◆ **Problem to work on**
Which lines in the material below contain the word "JSON"? Copy each of them.

◆ **Data for processing**
* BEGIN *

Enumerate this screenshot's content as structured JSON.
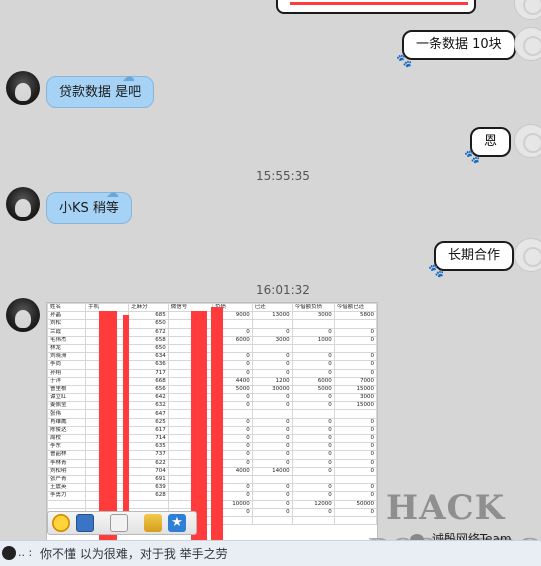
{
  "messages": {
    "out_1": "一条数据 10块",
    "in_1": "贷款数据 是吧",
    "out_2": "恩",
    "time_1": "15:55:35",
    "in_2": "小KS   稍等",
    "out_3": "长期合作",
    "time_2": "16:01:32"
  },
  "sheet": {
    "headers": [
      "姓名",
      "手机",
      "芝麻分",
      "微信号",
      "负债",
      "已还",
      "今借额负债",
      "今借额已还"
    ],
    "rows": [
      [
        "孙晶",
        "",
        "685",
        "",
        "9000",
        "13000",
        "3000",
        "5800"
      ],
      [
        "刘松",
        "",
        "650",
        "",
        "",
        "",
        "",
        ""
      ],
      [
        "兰霞",
        "",
        "672",
        "",
        "0",
        "0",
        "0",
        "0"
      ],
      [
        "毛伟杰",
        "",
        "658",
        "",
        "6000",
        "3000",
        "1000",
        "0"
      ],
      [
        "林龙",
        "",
        "650",
        "",
        "",
        "",
        "",
        ""
      ],
      [
        "刘晓洲",
        "",
        "634",
        "",
        "0",
        "0",
        "0",
        "0"
      ],
      [
        "李尚",
        "",
        "636",
        "",
        "0",
        "0",
        "0",
        "0"
      ],
      [
        "孙翔",
        "",
        "717",
        "",
        "0",
        "0",
        "0",
        "0"
      ],
      [
        "于洋",
        "",
        "668",
        "",
        "4400",
        "1200",
        "6000",
        "7000"
      ],
      [
        "曹里根",
        "",
        "656",
        "",
        "5000",
        "30000",
        "5000",
        "15000"
      ],
      [
        "谭立红",
        "",
        "642",
        "",
        "0",
        "0",
        "0",
        "3000"
      ],
      [
        "姜佩莹",
        "",
        "632",
        "",
        "0",
        "0",
        "0",
        "15000"
      ],
      [
        "张伟",
        "",
        "647",
        "",
        "",
        "",
        "",
        ""
      ],
      [
        "肖维威",
        "",
        "625",
        "",
        "0",
        "0",
        "0",
        "0"
      ],
      [
        "陈俊达",
        "",
        "617",
        "",
        "0",
        "0",
        "0",
        "0"
      ],
      [
        "周校",
        "",
        "714",
        "",
        "0",
        "0",
        "0",
        "0"
      ],
      [
        "李东",
        "",
        "635",
        "",
        "0",
        "0",
        "0",
        "0"
      ],
      [
        "曹韶林",
        "",
        "737",
        "",
        "0",
        "0",
        "0",
        "0"
      ],
      [
        "李林青",
        "",
        "622",
        "",
        "0",
        "0",
        "0",
        "0"
      ],
      [
        "刘松明",
        "",
        "704",
        "",
        "4000",
        "14000",
        "0",
        "0"
      ],
      [
        "张严青",
        "",
        "691",
        "",
        "",
        "",
        "",
        ""
      ],
      [
        "王震英",
        "",
        "639",
        "",
        "0",
        "0",
        "0",
        "0"
      ],
      [
        "李勇力",
        "",
        "628",
        "",
        "0",
        "0",
        "0",
        "0"
      ],
      [
        "",
        "",
        "",
        "",
        "10000",
        "0",
        "12000",
        "50000"
      ],
      [
        "",
        "",
        "",
        "",
        "0",
        "0",
        "0",
        "0"
      ],
      [
        "资源",
        "",
        "",
        "",
        "",
        "",
        "",
        ""
      ]
    ]
  },
  "watermark": {
    "line1": "HACK",
    "line2": "DOOR.ORG",
    "account": "诚殷网络Team"
  },
  "status_bar": {
    "text": "你不懂 以为很难，对于我 举手之劳",
    "prefix": ".. :"
  }
}
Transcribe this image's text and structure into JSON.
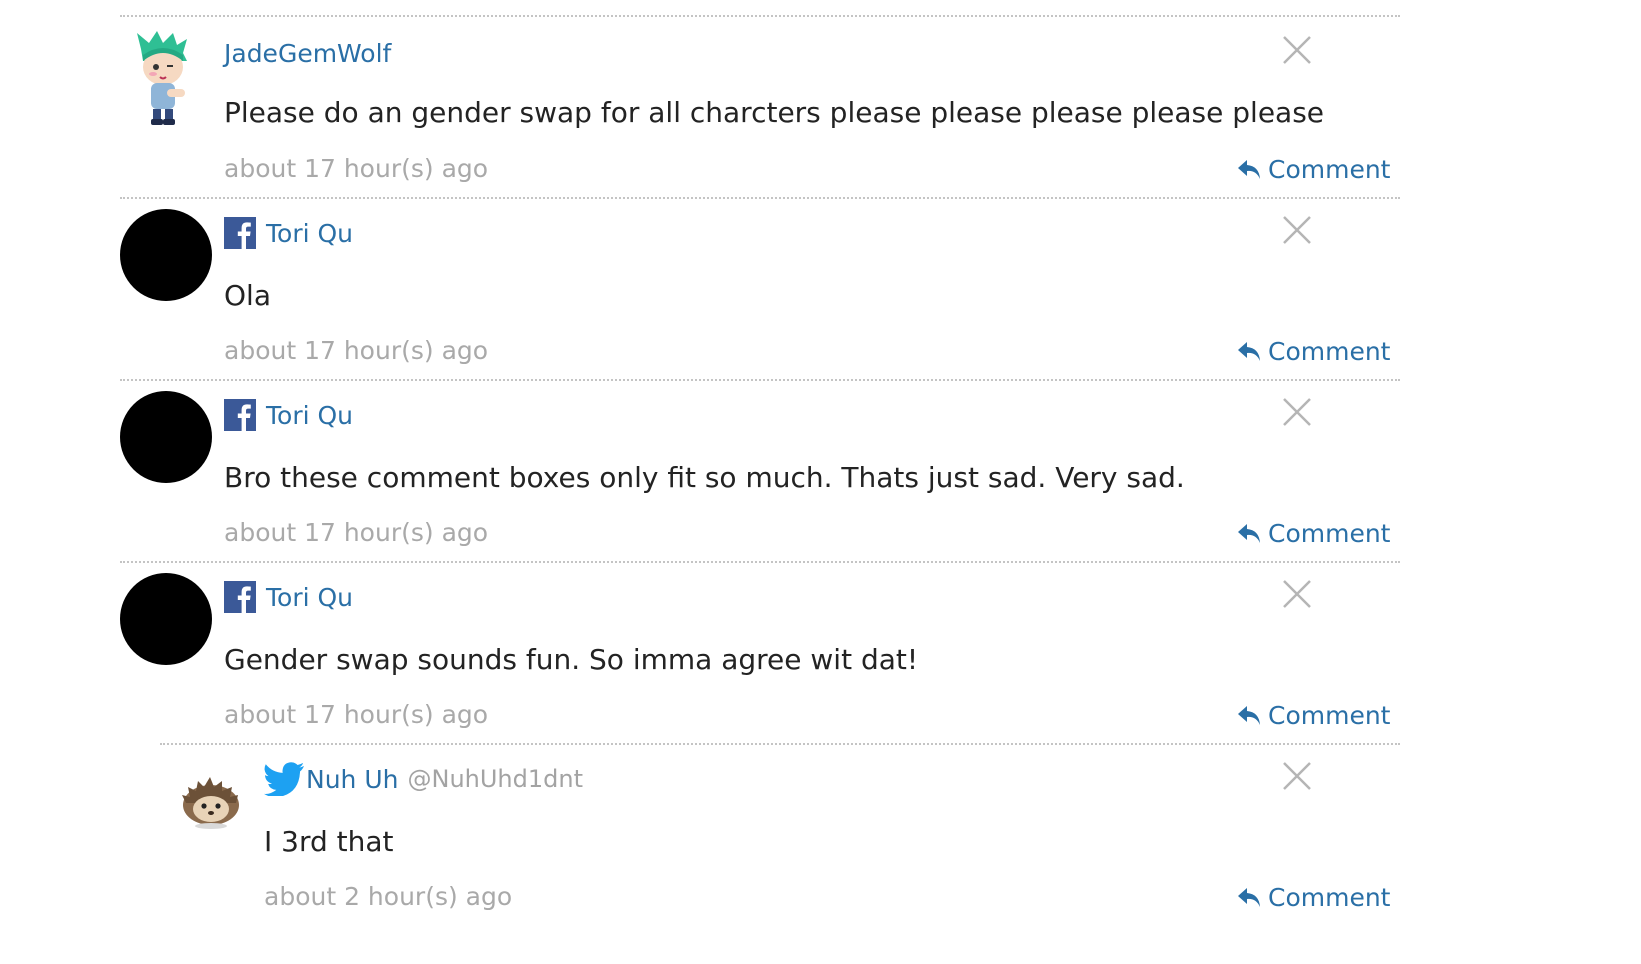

* END *

◆ **Solution for this exercise**
Enumerate this screenshot's content as structured JSON.
Transcribe this image's text and structure into JSON.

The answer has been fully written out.